Work order:
Return, word for word, the line containing "Extract all readable text from this page." and every line after it through the last line of the records below.
'''
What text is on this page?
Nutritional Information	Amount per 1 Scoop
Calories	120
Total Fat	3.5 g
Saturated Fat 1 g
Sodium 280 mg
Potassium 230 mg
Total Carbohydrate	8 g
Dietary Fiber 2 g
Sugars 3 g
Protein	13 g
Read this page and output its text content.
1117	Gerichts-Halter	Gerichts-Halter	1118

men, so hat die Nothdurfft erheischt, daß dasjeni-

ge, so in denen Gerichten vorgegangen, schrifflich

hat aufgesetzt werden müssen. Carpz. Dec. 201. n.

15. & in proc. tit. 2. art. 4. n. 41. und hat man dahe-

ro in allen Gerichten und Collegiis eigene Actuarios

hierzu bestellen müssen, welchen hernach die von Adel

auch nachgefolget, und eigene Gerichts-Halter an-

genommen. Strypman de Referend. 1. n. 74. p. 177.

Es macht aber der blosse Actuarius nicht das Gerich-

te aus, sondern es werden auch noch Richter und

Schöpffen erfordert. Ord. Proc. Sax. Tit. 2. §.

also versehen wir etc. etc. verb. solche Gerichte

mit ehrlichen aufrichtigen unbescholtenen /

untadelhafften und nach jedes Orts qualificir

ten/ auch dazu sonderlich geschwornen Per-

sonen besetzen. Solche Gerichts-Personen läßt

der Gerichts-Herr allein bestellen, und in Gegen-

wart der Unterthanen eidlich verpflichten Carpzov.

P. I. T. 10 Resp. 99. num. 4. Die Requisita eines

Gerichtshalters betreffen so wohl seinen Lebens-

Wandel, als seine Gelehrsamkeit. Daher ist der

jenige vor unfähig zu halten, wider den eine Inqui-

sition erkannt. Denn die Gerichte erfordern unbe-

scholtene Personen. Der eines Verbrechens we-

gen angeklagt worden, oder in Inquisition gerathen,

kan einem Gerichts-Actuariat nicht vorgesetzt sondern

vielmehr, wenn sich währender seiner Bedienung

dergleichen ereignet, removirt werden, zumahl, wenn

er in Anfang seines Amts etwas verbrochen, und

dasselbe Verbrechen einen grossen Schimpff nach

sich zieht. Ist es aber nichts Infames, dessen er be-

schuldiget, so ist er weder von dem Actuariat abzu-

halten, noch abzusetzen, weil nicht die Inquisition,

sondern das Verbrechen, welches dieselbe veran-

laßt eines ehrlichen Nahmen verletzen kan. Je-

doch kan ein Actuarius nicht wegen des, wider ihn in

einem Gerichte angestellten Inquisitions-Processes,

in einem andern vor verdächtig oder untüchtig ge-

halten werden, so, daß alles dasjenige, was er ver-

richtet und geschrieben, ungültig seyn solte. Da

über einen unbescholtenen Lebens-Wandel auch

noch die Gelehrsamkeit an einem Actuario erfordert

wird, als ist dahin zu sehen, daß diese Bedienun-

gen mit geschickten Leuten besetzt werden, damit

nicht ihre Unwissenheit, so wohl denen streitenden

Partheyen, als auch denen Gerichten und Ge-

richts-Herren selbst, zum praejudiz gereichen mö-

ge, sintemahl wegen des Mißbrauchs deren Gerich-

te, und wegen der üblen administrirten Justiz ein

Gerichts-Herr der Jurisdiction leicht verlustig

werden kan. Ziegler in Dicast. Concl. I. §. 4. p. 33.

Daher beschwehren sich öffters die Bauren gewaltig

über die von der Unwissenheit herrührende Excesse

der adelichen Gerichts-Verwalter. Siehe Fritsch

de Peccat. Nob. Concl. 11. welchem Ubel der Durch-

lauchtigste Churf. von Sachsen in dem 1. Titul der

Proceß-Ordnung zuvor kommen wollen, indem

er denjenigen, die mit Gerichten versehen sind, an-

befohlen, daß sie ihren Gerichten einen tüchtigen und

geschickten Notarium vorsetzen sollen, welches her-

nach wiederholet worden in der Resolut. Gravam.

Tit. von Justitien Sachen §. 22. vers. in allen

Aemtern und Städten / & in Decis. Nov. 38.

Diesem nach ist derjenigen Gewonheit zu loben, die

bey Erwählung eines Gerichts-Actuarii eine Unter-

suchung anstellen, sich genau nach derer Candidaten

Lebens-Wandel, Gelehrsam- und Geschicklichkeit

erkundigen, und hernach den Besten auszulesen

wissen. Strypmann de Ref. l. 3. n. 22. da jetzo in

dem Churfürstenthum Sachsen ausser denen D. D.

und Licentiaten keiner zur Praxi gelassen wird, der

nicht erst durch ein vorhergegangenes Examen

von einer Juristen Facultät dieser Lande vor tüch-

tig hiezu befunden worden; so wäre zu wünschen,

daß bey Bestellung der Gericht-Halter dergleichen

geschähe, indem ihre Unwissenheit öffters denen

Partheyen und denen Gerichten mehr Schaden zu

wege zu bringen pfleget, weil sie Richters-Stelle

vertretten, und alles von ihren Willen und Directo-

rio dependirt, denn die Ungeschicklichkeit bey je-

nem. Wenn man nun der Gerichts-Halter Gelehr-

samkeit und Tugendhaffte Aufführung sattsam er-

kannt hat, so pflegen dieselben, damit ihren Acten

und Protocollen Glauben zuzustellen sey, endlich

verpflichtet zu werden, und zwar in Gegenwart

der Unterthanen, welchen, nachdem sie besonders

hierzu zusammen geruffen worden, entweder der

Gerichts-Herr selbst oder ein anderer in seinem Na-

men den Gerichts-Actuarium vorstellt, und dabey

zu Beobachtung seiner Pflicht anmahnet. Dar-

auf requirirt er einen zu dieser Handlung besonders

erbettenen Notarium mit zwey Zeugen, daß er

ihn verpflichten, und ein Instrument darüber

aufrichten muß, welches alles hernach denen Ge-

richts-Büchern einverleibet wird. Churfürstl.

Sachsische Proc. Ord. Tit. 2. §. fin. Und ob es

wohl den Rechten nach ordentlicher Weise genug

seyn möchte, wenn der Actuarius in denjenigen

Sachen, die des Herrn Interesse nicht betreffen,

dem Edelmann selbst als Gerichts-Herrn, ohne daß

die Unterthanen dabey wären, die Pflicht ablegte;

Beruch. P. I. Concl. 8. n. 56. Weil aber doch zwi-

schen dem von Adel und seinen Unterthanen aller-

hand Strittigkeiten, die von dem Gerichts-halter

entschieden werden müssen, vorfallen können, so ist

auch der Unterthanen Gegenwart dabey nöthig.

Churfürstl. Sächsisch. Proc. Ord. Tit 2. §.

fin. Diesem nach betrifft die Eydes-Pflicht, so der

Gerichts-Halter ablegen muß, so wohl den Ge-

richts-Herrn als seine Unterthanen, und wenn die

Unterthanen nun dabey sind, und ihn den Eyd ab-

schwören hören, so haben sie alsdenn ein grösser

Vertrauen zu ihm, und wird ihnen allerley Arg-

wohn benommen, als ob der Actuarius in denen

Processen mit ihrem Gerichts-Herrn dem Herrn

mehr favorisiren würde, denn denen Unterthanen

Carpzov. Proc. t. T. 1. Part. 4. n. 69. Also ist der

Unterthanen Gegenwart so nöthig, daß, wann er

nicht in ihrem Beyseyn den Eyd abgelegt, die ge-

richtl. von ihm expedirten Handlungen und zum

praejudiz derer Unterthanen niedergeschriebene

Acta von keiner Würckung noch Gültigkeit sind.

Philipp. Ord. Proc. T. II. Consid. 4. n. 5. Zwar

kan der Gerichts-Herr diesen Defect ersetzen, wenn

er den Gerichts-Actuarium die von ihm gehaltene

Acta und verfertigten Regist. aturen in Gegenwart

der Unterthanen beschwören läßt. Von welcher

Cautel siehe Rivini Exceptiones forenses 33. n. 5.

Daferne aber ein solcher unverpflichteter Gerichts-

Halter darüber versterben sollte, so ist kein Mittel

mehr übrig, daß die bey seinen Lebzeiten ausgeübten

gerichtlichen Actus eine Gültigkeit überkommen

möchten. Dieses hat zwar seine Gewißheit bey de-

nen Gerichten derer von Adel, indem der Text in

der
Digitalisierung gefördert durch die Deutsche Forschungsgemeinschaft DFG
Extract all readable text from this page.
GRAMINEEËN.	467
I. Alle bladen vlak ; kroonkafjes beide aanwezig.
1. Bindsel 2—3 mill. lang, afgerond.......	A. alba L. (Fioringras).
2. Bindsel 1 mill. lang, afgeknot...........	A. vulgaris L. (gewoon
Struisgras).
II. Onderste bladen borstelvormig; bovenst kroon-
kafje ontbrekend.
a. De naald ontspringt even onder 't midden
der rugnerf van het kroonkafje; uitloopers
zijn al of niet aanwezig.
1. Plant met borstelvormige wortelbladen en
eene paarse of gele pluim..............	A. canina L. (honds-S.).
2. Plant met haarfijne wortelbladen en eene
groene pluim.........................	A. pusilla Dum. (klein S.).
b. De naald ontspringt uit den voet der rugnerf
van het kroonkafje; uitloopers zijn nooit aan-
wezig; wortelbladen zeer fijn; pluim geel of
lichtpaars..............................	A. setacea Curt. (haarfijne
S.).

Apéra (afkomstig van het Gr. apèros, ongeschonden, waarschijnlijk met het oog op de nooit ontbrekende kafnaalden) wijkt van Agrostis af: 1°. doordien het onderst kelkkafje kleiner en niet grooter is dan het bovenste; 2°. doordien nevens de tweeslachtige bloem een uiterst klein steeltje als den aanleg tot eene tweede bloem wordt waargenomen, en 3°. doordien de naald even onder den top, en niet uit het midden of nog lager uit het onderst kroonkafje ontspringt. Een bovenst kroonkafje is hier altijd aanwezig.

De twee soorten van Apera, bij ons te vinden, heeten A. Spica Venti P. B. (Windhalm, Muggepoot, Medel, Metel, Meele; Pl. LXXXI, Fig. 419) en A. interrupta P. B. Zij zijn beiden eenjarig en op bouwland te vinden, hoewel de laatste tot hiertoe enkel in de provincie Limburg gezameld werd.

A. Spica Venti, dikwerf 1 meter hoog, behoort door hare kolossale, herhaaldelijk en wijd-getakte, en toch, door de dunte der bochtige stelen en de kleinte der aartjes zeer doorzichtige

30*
'''
Solution for this problem:
Extract all readable text from this page.
GRAMINEEËN.	467
I. Alle bladen vlak ; kroonkafjes beide aanwezig.
1. Bindsel 2—3 mill. lang, afgerond.......	A. alba L. (Fioringras).
2. Bindsel 1 mill. lang, afgeknot...........	A. vulgaris L. (gewoon
Struisgras).
II. Onderste bladen borstelvormig; bovenst kroon-
kafje ontbrekend.
a. De naald ontspringt even onder 't midden
der rugnerf van het kroonkafje; uitloopers
zijn al of niet aanwezig.
1. Plant met borstelvormige wortelbladen en
eene paarse of gele pluim..............	A. canina L. (honds-S.).
2. Plant met haarfijne wortelbladen en eene
groene pluim.........................	A. pusilla Dum. (klein S.).
b. De naald ontspringt uit den voet der rugnerf
van het kroonkafje; uitloopers zijn nooit aan-
wezig; wortelbladen zeer fijn; pluim geel of
lichtpaars..............................	A. setacea Curt. (haarfijne
S.).

Apéra (afkomstig van het Gr. apèros, ongeschonden, waarschijnlijk met het oog op de nooit ontbrekende kafnaalden) wijkt van Agrostis af: 1°. doordien het onderst kelkkafje kleiner en niet grooter is dan het bovenste; 2°. doordien nevens de tweeslachtige bloem een uiterst klein steeltje als den aanleg tot eene tweede bloem wordt waargenomen, en 3°. doordien de naald even onder den top, en niet uit het midden of nog lager uit het onderst kroonkafje ontspringt. Een bovenst kroonkafje is hier altijd aanwezig.

De twee soorten van Apera, bij ons te vinden, heeten A. Spica Venti P. B. (Windhalm, Muggepoot, Medel, Metel, Meele; Pl. LXXXI, Fig. 419) en A. interrupta P. B. Zij zijn beiden eenjarig en op bouwland te vinden, hoewel de laatste tot hiertoe enkel in de provincie Limburg gezameld werd.

A. Spica Venti, dikwerf 1 meter hoog, behoort door hare kolossale, herhaaldelijk en wijd-getakte, en toch, door de dunte der bochtige stelen en de kleinte der aartjes zeer doorzichtige

30*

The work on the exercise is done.